The problem:
The records below are to be quoted in full; please keep every word exact.

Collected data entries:

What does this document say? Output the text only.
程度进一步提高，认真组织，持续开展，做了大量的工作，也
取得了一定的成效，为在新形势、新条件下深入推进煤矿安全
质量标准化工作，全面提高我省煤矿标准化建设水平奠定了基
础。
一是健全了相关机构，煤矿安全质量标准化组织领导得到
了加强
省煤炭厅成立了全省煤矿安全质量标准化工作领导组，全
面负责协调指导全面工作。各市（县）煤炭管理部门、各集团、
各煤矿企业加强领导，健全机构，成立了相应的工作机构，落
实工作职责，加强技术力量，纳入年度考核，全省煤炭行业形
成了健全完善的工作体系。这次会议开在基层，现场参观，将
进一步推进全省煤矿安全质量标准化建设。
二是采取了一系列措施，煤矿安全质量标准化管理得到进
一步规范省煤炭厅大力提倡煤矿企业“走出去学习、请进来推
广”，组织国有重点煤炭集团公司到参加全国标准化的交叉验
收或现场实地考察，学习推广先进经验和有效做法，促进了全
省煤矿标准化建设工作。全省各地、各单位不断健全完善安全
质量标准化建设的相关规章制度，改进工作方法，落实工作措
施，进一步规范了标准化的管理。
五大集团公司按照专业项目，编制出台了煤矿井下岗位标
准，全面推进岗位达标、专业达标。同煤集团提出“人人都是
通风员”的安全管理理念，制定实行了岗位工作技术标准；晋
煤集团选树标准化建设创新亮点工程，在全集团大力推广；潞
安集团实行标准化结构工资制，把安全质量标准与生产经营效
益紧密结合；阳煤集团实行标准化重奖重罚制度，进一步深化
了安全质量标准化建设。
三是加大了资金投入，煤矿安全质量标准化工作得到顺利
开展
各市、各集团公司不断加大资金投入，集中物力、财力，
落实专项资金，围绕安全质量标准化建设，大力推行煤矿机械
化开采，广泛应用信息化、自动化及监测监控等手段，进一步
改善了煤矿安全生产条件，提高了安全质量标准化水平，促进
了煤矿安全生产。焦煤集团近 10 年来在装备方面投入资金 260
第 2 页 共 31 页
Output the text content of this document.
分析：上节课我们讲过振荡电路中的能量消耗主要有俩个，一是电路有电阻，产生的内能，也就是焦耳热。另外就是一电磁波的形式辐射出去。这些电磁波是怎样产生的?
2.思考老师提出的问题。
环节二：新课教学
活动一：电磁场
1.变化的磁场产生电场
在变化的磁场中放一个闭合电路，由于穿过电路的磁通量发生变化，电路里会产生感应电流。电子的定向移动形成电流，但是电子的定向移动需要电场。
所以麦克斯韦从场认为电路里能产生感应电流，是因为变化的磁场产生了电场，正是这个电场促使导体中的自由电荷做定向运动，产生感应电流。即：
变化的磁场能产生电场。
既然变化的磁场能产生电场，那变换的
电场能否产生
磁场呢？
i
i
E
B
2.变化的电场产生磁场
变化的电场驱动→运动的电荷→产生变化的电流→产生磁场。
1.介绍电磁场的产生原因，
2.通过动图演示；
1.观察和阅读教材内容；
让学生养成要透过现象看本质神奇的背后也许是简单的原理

Answer to this exercise:
What does this document say? Output the text only.
程度进一步提高，认真组织，持续开展，做了大量的工作，也
取得了一定的成效，为在新形势、新条件下深入推进煤矿安全
质量标准化工作，全面提高我省煤矿标准化建设水平奠定了基
础。
一是健全了相关机构，煤矿安全质量标准化组织领导得到
了加强
省煤炭厅成立了全省煤矿安全质量标准化工作领导组，全
面负责协调指导全面工作。各市（县）煤炭管理部门、各集团、
各煤矿企业加强领导，健全机构，成立了相应的工作机构，落
实工作职责，加强技术力量，纳入年度考核，全省煤炭行业形
成了健全完善的工作体系。这次会议开在基层，现场参观，将
进一步推进全省煤矿安全质量标准化建设。
二是采取了一系列措施，煤矿安全质量标准化管理得到进
一步规范省煤炭厅大力提倡煤矿企业“走出去学习、请进来推
广”，组织国有重点煤炭集团公司到参加全国标准化的交叉验
收或现场实地考察，学习推广先进经验和有效做法，促进了全
省煤矿标准化建设工作。全省各地、各单位不断健全完善安全
质量标准化建设的相关规章制度，改进工作方法，落实工作措
施，进一步规范了标准化的管理。
五大集团公司按照专业项目，编制出台了煤矿井下岗位标
准，全面推进岗位达标、专业达标。同煤集团提出“人人都是
通风员”的安全管理理念，制定实行了岗位工作技术标准；晋
煤集团选树标准化建设创新亮点工程，在全集团大力推广；潞
安集团实行标准化结构工资制，把安全质量标准与生产经营效
益紧密结合；阳煤集团实行标准化重奖重罚制度，进一步深化
了安全质量标准化建设。
三是加大了资金投入，煤矿安全质量标准化工作得到顺利
开展
各市、各集团公司不断加大资金投入，集中物力、财力，
落实专项资金，围绕安全质量标准化建设，大力推行煤矿机械
化开采，广泛应用信息化、自动化及监测监控等手段，进一步
改善了煤矿安全生产条件，提高了安全质量标准化水平，促进
了煤矿安全生产。焦煤集团近 10 年来在装备方面投入资金 260
第 2 页 共 31 页
Output the text content of this document.
分析：上节课我们讲过振荡电路中的能量消耗主要有俩个，一是电路有电阻，产生的内能，也就是焦耳热。另外就是一电磁波的形式辐射出去。这些电磁波是怎样产生的?
2.思考老师提出的问题。
环节二：新课教学
活动一：电磁场
1.变化的磁场产生电场
在变化的磁场中放一个闭合电路，由于穿过电路的磁通量发生变化，电路里会产生感应电流。电子的定向移动形成电流，但是电子的定向移动需要电场。
所以麦克斯韦从场认为电路里能产生感应电流，是因为变化的磁场产生了电场，正是这个电场促使导体中的自由电荷做定向运动，产生感应电流。即：
变化的磁场能产生电场。
既然变化的磁场能产生电场，那变换的
电场能否产生
磁场呢？
i
i
E
B
2.变化的电场产生磁场
变化的电场驱动→运动的电荷→产生变化的电流→产生磁场。
1.介绍电磁场的产生原因，
2.通过动图演示；
1.观察和阅读教材内容；
让学生养成要透过现象看本质神奇的背后也许是简单的原理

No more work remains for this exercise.